-- INPUT DATA --
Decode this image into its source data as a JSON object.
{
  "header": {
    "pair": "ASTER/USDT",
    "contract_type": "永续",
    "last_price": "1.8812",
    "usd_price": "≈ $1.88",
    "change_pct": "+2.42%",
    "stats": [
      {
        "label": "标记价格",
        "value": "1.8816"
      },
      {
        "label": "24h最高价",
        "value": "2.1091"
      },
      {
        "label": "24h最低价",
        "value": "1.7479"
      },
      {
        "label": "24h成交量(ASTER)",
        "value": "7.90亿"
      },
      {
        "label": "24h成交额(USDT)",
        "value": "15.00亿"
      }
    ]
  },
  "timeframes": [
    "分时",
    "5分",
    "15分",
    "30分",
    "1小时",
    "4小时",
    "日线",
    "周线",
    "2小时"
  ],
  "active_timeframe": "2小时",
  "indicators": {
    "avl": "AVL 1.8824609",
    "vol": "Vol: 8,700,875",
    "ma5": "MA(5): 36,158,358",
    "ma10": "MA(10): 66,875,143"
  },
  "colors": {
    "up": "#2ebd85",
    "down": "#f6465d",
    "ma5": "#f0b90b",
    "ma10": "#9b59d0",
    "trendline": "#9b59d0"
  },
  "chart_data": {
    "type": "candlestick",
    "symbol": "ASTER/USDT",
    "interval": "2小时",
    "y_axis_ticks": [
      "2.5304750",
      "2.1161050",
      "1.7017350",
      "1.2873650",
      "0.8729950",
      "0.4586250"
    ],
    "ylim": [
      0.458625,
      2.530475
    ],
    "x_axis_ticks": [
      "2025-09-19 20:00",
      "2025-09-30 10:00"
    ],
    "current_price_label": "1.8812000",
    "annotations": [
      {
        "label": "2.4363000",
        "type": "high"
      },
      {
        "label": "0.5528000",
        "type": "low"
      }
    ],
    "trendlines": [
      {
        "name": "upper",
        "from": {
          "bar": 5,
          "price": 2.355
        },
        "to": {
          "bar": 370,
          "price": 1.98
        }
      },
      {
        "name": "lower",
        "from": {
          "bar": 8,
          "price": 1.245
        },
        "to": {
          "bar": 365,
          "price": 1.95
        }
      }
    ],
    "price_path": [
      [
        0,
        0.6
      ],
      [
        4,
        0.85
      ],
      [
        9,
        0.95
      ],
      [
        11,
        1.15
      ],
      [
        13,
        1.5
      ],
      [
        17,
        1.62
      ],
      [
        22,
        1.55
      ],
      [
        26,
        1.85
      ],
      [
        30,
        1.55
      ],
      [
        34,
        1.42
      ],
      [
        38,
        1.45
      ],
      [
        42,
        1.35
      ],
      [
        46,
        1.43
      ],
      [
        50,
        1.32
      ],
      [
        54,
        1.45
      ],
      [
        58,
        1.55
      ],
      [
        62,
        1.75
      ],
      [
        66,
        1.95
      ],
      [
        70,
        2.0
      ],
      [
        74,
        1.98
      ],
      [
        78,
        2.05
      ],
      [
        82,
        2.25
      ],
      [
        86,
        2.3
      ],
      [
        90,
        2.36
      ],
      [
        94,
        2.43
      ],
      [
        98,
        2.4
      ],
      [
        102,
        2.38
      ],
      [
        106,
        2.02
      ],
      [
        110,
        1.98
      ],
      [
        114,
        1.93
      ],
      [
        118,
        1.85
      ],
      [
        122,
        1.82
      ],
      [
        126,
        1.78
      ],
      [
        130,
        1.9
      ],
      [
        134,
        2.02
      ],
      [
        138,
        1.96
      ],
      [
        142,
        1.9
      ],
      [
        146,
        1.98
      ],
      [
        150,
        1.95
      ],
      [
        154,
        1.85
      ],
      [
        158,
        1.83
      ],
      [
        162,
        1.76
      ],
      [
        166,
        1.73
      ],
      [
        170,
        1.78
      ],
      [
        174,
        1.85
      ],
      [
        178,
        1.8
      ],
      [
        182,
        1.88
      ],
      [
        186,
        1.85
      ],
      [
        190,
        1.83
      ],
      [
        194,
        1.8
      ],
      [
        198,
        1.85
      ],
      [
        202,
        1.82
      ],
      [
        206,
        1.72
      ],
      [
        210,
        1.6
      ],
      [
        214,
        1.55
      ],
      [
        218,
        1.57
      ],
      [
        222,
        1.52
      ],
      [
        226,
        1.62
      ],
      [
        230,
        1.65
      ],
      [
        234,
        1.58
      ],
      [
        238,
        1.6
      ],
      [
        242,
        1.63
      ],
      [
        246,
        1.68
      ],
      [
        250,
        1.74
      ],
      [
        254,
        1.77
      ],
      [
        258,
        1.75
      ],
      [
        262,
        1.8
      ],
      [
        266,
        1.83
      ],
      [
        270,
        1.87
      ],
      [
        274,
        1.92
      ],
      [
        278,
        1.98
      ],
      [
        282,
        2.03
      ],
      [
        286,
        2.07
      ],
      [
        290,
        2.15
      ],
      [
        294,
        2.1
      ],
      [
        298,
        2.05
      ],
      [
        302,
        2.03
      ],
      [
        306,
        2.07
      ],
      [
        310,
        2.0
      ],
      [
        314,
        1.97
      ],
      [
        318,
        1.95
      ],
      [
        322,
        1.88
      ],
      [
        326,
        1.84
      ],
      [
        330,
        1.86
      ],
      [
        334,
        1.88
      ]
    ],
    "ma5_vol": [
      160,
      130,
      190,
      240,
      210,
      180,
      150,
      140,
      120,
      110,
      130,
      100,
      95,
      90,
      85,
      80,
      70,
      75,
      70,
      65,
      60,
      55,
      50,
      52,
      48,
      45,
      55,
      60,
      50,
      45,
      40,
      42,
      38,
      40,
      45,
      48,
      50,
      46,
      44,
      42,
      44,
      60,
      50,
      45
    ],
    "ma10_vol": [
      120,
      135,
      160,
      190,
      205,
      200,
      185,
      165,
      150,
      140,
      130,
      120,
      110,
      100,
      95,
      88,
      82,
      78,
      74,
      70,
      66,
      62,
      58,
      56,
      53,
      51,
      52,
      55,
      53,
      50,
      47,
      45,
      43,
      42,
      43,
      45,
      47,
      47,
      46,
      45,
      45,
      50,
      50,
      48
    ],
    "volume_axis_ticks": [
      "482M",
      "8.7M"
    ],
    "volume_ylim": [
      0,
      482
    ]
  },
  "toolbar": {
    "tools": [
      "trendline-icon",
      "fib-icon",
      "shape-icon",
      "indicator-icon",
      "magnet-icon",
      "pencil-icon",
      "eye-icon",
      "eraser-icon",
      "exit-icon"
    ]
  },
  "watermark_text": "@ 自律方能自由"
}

-- WORK TO DO --
Pick out each line in the material containing "USDT".

-- EXERCISE ANSWER --
    "pair": "ASTER/USDT",
        "label": "24h成交额(USDT)",
    "symbol": "ASTER/USDT",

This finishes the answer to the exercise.